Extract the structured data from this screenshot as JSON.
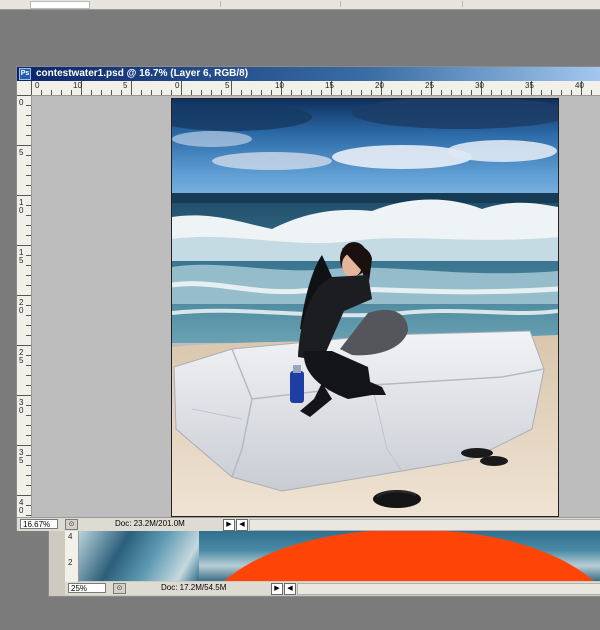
{
  "background_window": {
    "zoom": "25%",
    "doc_info": "Doc: 17.2M/54.5M",
    "ruler_labels": [
      "2",
      "4"
    ]
  },
  "document_window": {
    "title": "contestwater1.psd @ 16.7% (Layer 6, RGB/8)",
    "zoom": "16.67%",
    "doc_info": "Doc: 23.2M/201.0M",
    "horizontal_ruler_labels": [
      "0",
      "10",
      "5",
      "0",
      "5",
      "10",
      "15",
      "20",
      "25",
      "30",
      "35",
      "40"
    ],
    "vertical_ruler_labels": [
      "0",
      "5",
      "1\n0",
      "1\n5",
      "2\n0",
      "2\n5",
      "3\n0",
      "3\n5",
      "4\n0"
    ],
    "nav_arrow_glyph": "▶",
    "back_arrow_glyph": "◀",
    "info_glyph": "⊙"
  },
  "colors": {
    "title_bar_start": "#0a246a",
    "title_bar_end": "#a6caf0",
    "orange_layer": "#ff4408",
    "workspace_gray": "#7b7b7b",
    "sky": "#3d84bf",
    "rock": "#e3e5ea"
  },
  "icons": [
    "photoshop-document-icon",
    "info-icon",
    "play-arrow-icon",
    "left-arrow-icon"
  ]
}
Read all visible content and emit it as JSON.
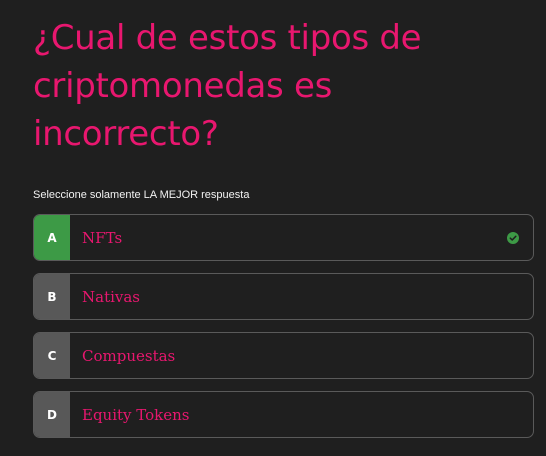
{
  "question": {
    "title": "¿Cual de estos tipos de criptomonedas es incorrecto?",
    "instruction": "Seleccione solamente LA MEJOR respuesta"
  },
  "options": [
    {
      "letter": "A",
      "label": "NFTs",
      "selected": true
    },
    {
      "letter": "B",
      "label": "Nativas",
      "selected": false
    },
    {
      "letter": "C",
      "label": "Compuestas",
      "selected": false
    },
    {
      "letter": "D",
      "label": "Equity Tokens",
      "selected": false
    }
  ],
  "icons": {
    "selected_indicator": "check-circle-icon"
  },
  "colors": {
    "background": "#1f1f1f",
    "accent": "#e8176f",
    "selected": "#3d9a46",
    "letter_box": "#585858"
  }
}
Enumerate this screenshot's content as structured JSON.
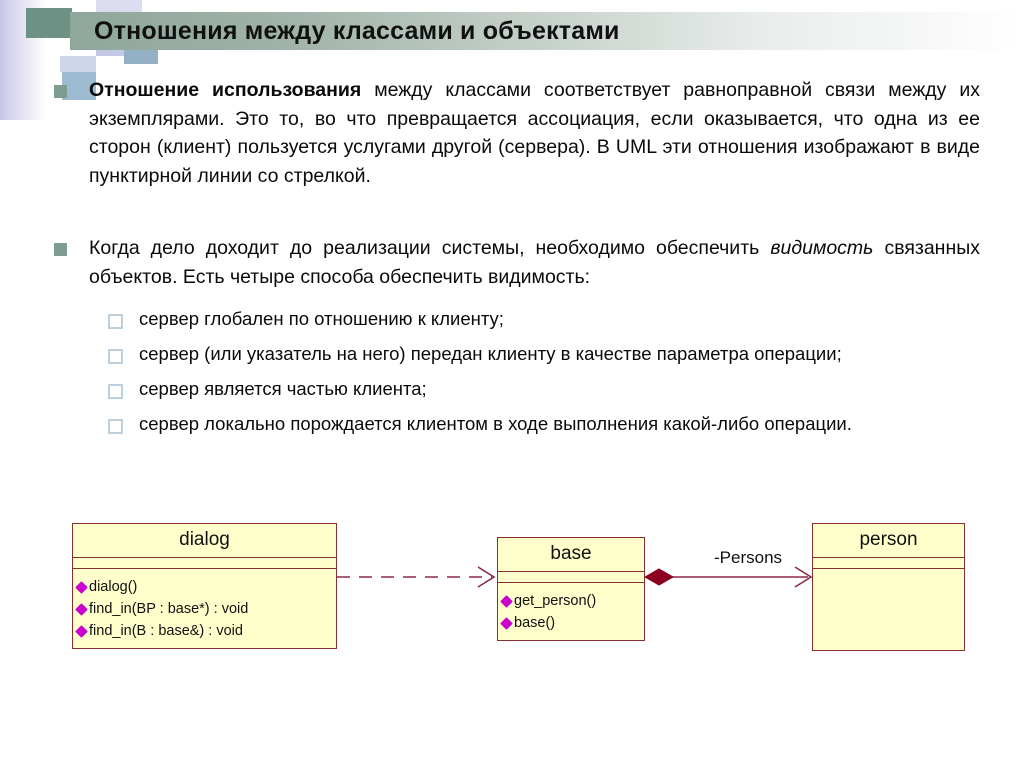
{
  "slide": {
    "title": "Отношения между классами и объектами",
    "title_accent_color": "#8fa79b",
    "bullet_color": "#7f9c91",
    "sub_bullet_color": "#bcd0de"
  },
  "paragraphs": [
    {
      "bold_lead": "Отношение использования",
      "rest": " между классами соответствует равноправной связи между их экземплярами. Это то, во что превращается ассоциация, если оказывается, что одна из ее сторон (клиент) пользуется услугами другой (сервера). В UML эти отношения изображают в виде пунктирной линии со стрелкой."
    },
    {
      "lead": "Когда дело доходит до реализации системы, необходимо обеспечить ",
      "italic": "видимость",
      "tail": " связанных объектов. Есть четыре способа обеспечить видимость:"
    }
  ],
  "sub_items": [
    "сервер глобален по отношению к клиенту;",
    "сервер (или указатель на него) передан клиенту в качестве параметра операции;",
    "сервер является частью клиента;",
    "сервер локально порождается клиентом в ходе выполнения какой-либо операции."
  ],
  "uml": {
    "fill_color": "#ffffcc",
    "border_color": "#8a2f2f",
    "member_marker_color": "#cc00cc",
    "diamond_color": "#8b0020",
    "classes": [
      {
        "name": "dialog",
        "attributes": [],
        "methods": [
          "dialog()",
          "find_in(BP : base*) : void",
          "find_in(B : base&) : void"
        ]
      },
      {
        "name": "base",
        "attributes": [],
        "methods": [
          "get_person()",
          "base()"
        ]
      },
      {
        "name": "person",
        "attributes": [],
        "methods": []
      }
    ],
    "relations": [
      {
        "kind": "dependency",
        "from": "dialog",
        "to": "base",
        "style": "dashed-open-arrow",
        "label": ""
      },
      {
        "kind": "composition",
        "from": "base",
        "to": "person",
        "style": "solid-filled-diamond-open-arrow",
        "label": "-Persons"
      }
    ]
  }
}
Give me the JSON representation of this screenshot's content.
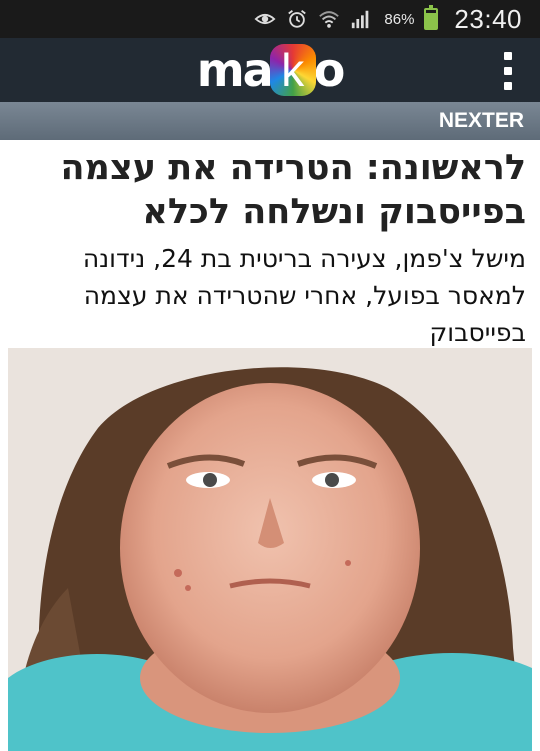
{
  "status_bar": {
    "icons": [
      "eye-icon",
      "alarm-icon",
      "wifi-icon",
      "signal-icon",
      "battery-icon"
    ],
    "battery_percent": "86%",
    "battery_level": 0.86,
    "time": "23:40"
  },
  "header": {
    "logo_text": "mako",
    "menu_icon": "overflow-menu-icon"
  },
  "section": {
    "label": "NEXTER"
  },
  "article": {
    "headline": "לראשונה: הטרידה את עצמה בפייסבוק ונשלחה לכלא",
    "subheadline": "מישל צ'פמן, צעירה בריטית בת 24, נידונה למאסר בפועל, אחרי שהטרידה את עצמה בפייסבוק"
  },
  "colors": {
    "status_bg": "#1a1a1a",
    "header_bg": "#222a33",
    "section_bg": "#66737f",
    "battery": "#8bc34a",
    "shirt": "#4fc3c9"
  }
}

==============================

__STATED GOAL__. Give only the count of lines in this material that contain the string "content".

__SOLUTION__. 3